● **Aim of the exercise**:
Using the records below, give the number of lines where the word "this" appears, with no further output.

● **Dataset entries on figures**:
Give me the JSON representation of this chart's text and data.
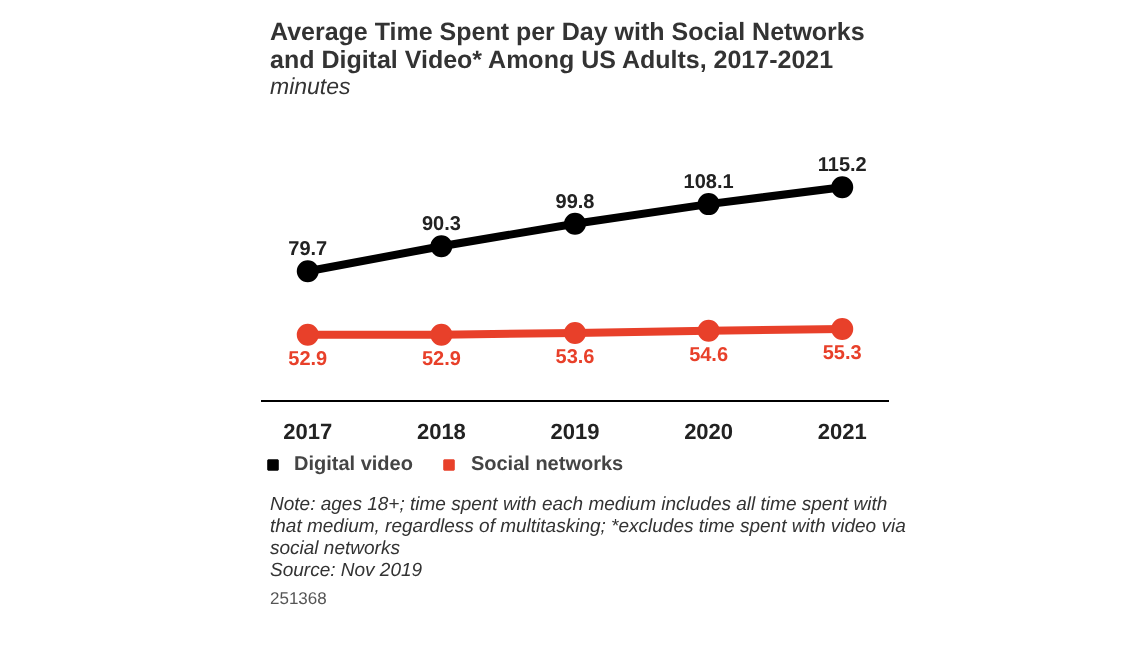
{
  "chart_data": {
    "type": "line",
    "title": "Average Time Spent per Day with Social Networks and Digital Video* Among US Adults, 2017-2021",
    "subtitle": "minutes",
    "categories": [
      "2017",
      "2018",
      "2019",
      "2020",
      "2021"
    ],
    "series": [
      {
        "name": "Digital video",
        "color": "#000000",
        "values": [
          79.7,
          90.3,
          99.8,
          108.1,
          115.2
        ]
      },
      {
        "name": "Social networks",
        "color": "#e8402a",
        "values": [
          52.9,
          52.9,
          53.6,
          54.6,
          55.3
        ]
      }
    ],
    "data_labels": true,
    "marker": "circle",
    "line_style": "solid",
    "grid": false,
    "legend": "bottom",
    "annotations": [
      "Note: ages 18+; time spent with each medium includes all time spent with that medium, regardless of multitasking; *excludes time spent with video via social networks",
      "Source: Nov 2019",
      "251368"
    ]
  }
}
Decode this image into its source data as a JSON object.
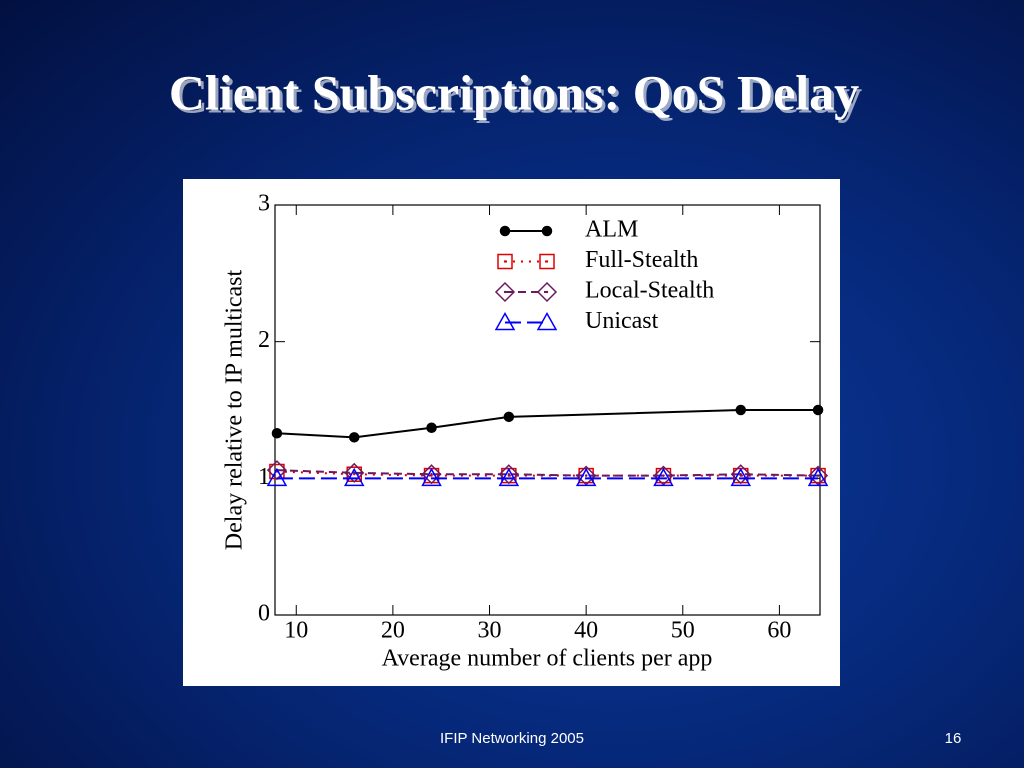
{
  "slide": {
    "title": "Client Subscriptions: QoS Delay",
    "footer": "IFIP Networking 2005",
    "page_number": "16"
  },
  "chart_data": {
    "type": "line",
    "xlabel": "Average number of clients per app",
    "ylabel": "Delay relative to IP multicast",
    "x": [
      8,
      16,
      24,
      32,
      40,
      48,
      56,
      64
    ],
    "xlim": [
      7.8,
      64.2
    ],
    "xticks": [
      10,
      20,
      30,
      40,
      50,
      60
    ],
    "ylim": [
      0,
      3
    ],
    "yticks": [
      0,
      1,
      2,
      3
    ],
    "grid": false,
    "legend": "upper right",
    "series": [
      {
        "name": "ALM",
        "color": "#000000",
        "dash": "solid",
        "marker": "circle",
        "x": [
          8,
          16,
          24,
          32,
          56,
          64
        ],
        "values": [
          1.33,
          1.3,
          1.37,
          1.45,
          1.5,
          1.5
        ]
      },
      {
        "name": "Full-Stealth",
        "color": "#e00000",
        "dash": "dotted",
        "marker": "square",
        "values": [
          1.05,
          1.03,
          1.02,
          1.02,
          1.02,
          1.02,
          1.02,
          1.02
        ]
      },
      {
        "name": "Local-Stealth",
        "color": "#6b1a5e",
        "dash": "dashed",
        "marker": "diamond",
        "values": [
          1.06,
          1.04,
          1.03,
          1.03,
          1.02,
          1.02,
          1.03,
          1.02
        ]
      },
      {
        "name": "Unicast",
        "color": "#0000ff",
        "dash": "longdash",
        "marker": "triangle",
        "values": [
          1,
          1,
          1,
          1,
          1,
          1,
          1,
          1
        ]
      }
    ]
  }
}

● **Result of the task**:
2